Selection ▸
▶

Chapter eight in this text has outlined possible views of Jesus as a Hellenistic miracle worker [italics added], God's servant [italics added], and a Christological figure [italics added], also suggesting that the point at which Jesus becomes Son of God can be traced to significant moments: birth (not in Mark), baptism, transfiguration, cross, and resurrection, and ascension (not in shorter ending of Mark). Chapter eight in Mark concludes with the first Passion prediction. Readers may wish to recall that very definite time references in Mark preclude the mistaken or misunderstood question of Jesus's identity: in Mark 4:35,  "On that day when evening had come, he [Jesus] said to them [disciples] , 'Come, let us go across to the other side.'" What has preceded is teaching at the sea, some short parables, a discussion of the purpose of parables,  and this nature miracle that causes the disciples to ask, "Who then is this, that even the wind and sea obey him?" Upon Peter's confession that Jesus is the Messiah (8:29), Jesus then began to teach them (first Passion prediction). Chapter 9:1, as already discussed, begins with the announcement of the imminent Kingdom of God. I there suggested that this announcement was not apocalyptic but introduces the Kingdom of God as coming with power to be experienced in the living. Not surprisingly, this announcement precludes the definite "Six days later" that introduces the transfiguration. This is clearly a divine manifestation; NISB notes remark that scholars argue that" the' six days' refer to crucifixion and burial" and constitute a "misplaced ' resurrection appearance story."

Michael Turton finds the transfiguration as related to Exodus and Elijah and Moses as representing Prophecy and Law:

v2: McNeile (1927) sees a close relationship with Exodus 24:13-18:

13 Then Moses set out with Joshua his aide, and Moses went up on the mountain of God. 14 He said to the elders, "Wait here for us until we come back to you. Aaron and Hur are with you, and anyone involved in a dispute can go to them." 15 When Moses went up on the mountain, the cloud covered it, 16 and the glory of the LORD settled on Mount Sinai. For six days the cloud covered the mountain, and on the seventh day the LORD called to Moses from within the cloud. 17 To the Israelites the glory of the LORD looked like a consuming fire on top of the mountain. 18 Then Moses entered the cloud as he went on up the mountain. And he stayed on the mountain forty days and forty nights. (NIV)

4: And there appeared to them Eli'jah with Moses; and they were talking to Jesus. 

v4:  Elijah plays an important role in Mark's gospel. Heil (1999) writes:

"Whereas Matt 17,3 and Luke 9,30 mention Moses first and coordinate him with Elijah in the expression, "Moses and (kai\) Elijah", Mark 9,4 mentions Elijah first and seems to subordinate Moses to him in the expression, "Elijah with (su\n) Moses" 1. But a close examination of all the instances where Mark uses the preposition su/n indicates that this is not the case. On the contrary, the object of the preposition su\n in every instance represents the more notable party."

◀

Task list ▸
(A) Edit the transfiguration commentary, starting with "v2: McNeile (1927)" and going on through "talking to Jesus.", so that each "cloud" reads "mist".
(B) In the transfiguration commentary, which passage of Exodus does McNeile see as closely related to the transfiguration?
The data that comes next is separate material with no link to the transfiguration commentary.

Recorded information ▸
▶

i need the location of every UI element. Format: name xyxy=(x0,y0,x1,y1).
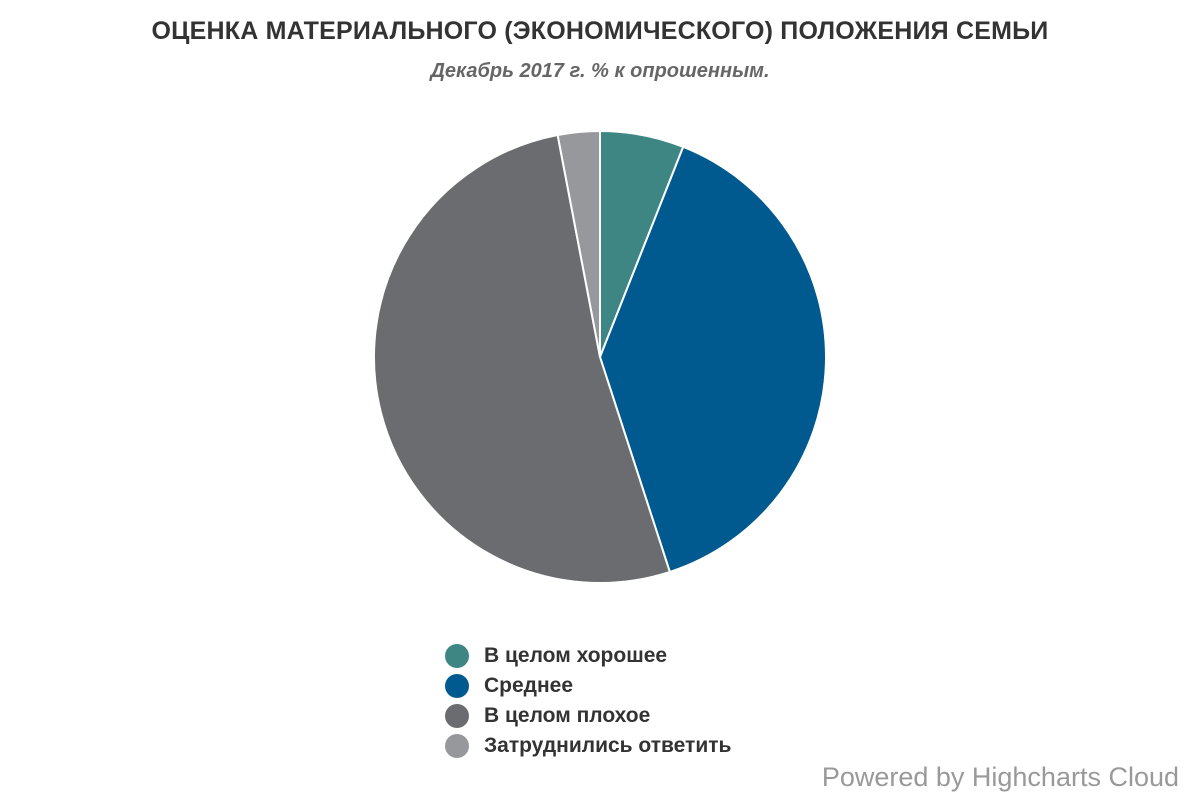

◀

Results of the exercise ▸
(A)
v2: McNeile (1927) sees a close relationship with Exodus 24:13-18:

13 Then Moses set out with Joshua his aide, and Moses went up on the mountain of God. 14 He said to the elders, "Wait here for us until we come back to you. Aaron and Hur are with you, and anyone involved in a dispute can go to them." 15 When Moses went up on the mountain, the mist covered it, 16 and the glory of the LORD settled on Mount Sinai. For six days the mist covered the mountain, and on the seventh day the LORD called to Moses from within the mist. 17 To the Israelites the glory of the LORD looked like a consuming fire on top of the mountain. 18 Then Moses entered the mist as he went on up the mountain. And he stayed on the mountain forty days and forty nights. (NIV)

4: And there appeared to them Eli'jah with Moses; and they were talking to Jesus.

(B) Exodus 24:13-18